§ To do
Spot each line in the records below where the word "type" occurs, then copy it.

Saved entries
-*-*-
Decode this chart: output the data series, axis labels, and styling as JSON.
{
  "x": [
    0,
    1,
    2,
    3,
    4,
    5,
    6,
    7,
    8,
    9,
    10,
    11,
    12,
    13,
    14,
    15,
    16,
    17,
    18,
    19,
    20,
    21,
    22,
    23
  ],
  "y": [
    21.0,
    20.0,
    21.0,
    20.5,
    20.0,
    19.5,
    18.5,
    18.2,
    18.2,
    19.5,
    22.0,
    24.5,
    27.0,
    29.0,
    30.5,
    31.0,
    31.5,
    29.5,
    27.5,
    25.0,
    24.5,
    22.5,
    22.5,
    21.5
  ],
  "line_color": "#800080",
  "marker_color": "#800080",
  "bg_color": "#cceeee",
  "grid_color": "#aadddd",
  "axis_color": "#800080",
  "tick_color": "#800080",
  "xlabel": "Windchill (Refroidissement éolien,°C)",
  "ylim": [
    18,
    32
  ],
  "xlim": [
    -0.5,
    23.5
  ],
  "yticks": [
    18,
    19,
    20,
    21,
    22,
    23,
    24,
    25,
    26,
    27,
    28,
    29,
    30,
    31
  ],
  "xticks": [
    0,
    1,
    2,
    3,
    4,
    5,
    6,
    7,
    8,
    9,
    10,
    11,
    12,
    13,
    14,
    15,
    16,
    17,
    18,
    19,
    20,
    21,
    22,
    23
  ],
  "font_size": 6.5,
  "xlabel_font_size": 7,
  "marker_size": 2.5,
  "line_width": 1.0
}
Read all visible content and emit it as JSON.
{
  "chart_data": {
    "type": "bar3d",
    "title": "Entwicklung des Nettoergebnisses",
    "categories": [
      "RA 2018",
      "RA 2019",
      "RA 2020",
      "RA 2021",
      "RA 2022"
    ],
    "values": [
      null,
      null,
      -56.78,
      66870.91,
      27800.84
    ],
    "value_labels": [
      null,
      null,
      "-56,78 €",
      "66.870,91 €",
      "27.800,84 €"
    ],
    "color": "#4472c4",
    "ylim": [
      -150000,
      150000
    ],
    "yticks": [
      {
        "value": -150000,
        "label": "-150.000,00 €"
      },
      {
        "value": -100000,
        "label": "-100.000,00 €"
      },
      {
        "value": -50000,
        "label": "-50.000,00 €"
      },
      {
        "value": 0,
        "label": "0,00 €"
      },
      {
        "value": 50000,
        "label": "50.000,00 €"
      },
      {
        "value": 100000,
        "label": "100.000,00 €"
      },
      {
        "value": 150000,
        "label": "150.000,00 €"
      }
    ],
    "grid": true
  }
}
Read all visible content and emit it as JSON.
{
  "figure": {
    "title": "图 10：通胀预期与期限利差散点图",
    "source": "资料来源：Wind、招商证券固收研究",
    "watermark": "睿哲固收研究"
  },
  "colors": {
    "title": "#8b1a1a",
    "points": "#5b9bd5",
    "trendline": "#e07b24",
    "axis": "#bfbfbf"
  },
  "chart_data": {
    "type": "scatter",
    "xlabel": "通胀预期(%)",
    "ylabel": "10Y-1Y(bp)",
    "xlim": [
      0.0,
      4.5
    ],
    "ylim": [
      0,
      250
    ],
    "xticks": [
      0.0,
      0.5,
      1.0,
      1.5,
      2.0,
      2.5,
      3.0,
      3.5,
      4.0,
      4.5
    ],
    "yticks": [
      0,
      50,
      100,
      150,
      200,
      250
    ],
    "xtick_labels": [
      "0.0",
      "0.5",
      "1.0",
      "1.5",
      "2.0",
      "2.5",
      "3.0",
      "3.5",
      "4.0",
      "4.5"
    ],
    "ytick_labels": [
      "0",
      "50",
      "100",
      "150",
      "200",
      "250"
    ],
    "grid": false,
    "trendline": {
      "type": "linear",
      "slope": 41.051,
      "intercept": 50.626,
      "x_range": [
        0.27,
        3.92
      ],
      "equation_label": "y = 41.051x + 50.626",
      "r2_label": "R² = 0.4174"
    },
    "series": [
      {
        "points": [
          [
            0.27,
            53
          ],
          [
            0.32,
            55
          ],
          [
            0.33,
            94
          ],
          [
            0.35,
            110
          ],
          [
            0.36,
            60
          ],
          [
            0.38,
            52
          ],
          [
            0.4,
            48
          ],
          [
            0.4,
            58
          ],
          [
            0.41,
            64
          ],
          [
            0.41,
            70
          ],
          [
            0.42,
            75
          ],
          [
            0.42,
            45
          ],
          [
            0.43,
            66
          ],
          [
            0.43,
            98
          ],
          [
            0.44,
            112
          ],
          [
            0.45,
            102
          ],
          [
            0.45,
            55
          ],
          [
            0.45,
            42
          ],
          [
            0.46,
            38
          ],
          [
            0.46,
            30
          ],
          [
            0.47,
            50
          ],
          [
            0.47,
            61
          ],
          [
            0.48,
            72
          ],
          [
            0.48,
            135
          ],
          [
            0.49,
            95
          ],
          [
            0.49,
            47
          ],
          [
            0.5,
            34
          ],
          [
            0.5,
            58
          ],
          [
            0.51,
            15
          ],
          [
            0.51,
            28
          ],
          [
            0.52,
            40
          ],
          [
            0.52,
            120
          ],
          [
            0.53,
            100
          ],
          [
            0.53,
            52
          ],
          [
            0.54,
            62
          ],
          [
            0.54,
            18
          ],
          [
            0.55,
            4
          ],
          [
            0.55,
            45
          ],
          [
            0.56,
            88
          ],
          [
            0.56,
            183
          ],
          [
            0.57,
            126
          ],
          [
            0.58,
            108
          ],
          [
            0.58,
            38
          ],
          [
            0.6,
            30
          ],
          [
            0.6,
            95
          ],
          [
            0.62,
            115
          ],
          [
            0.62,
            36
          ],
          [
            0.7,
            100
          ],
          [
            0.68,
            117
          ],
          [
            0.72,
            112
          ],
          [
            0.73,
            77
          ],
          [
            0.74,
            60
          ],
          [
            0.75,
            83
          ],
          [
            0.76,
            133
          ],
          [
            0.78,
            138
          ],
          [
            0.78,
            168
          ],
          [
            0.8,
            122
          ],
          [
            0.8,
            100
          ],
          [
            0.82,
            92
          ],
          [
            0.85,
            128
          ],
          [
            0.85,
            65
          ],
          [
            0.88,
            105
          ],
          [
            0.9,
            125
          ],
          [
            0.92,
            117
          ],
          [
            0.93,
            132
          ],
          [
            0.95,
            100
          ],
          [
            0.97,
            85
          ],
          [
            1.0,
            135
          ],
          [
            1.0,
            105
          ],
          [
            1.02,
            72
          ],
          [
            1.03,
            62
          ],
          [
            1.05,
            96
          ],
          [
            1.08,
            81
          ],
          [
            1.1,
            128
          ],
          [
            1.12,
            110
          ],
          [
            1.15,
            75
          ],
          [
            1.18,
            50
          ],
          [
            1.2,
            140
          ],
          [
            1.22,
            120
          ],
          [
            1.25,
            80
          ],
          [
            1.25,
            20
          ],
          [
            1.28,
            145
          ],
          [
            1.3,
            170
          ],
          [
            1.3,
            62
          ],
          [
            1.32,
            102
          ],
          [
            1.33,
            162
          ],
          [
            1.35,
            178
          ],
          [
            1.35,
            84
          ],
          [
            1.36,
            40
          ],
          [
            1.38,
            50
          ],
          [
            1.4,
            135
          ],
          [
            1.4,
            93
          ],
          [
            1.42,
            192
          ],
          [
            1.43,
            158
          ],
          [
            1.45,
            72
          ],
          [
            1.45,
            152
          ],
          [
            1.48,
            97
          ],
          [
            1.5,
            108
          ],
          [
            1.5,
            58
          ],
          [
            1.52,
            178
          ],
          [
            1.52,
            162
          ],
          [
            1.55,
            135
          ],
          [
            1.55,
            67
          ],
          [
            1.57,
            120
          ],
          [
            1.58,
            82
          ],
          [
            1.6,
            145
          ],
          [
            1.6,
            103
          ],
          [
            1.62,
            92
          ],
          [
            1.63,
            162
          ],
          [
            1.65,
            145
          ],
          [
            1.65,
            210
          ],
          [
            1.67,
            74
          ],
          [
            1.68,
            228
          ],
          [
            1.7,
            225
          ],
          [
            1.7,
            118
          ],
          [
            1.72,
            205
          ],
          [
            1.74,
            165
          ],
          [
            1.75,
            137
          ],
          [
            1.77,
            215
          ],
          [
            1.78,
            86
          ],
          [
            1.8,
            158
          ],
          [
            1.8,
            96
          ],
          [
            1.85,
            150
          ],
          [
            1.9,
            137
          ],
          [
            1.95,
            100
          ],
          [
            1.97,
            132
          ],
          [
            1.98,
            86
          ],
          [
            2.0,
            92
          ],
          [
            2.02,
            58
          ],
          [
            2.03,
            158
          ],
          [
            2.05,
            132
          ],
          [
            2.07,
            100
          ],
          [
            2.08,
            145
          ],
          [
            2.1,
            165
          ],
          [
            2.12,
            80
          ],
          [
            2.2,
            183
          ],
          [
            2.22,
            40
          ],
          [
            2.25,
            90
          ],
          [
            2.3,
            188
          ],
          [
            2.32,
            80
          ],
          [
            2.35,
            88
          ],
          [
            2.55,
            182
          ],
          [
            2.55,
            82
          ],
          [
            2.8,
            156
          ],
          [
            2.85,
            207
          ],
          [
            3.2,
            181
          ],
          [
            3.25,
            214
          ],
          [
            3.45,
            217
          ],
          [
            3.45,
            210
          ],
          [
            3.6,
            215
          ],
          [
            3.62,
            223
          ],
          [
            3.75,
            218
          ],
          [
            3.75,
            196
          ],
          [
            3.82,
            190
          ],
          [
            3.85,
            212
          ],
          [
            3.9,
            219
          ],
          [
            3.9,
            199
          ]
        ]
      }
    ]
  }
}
-*-*-
§ The completed task
    "type": "bar3d",
    "type": "scatter",
      "type": "linear",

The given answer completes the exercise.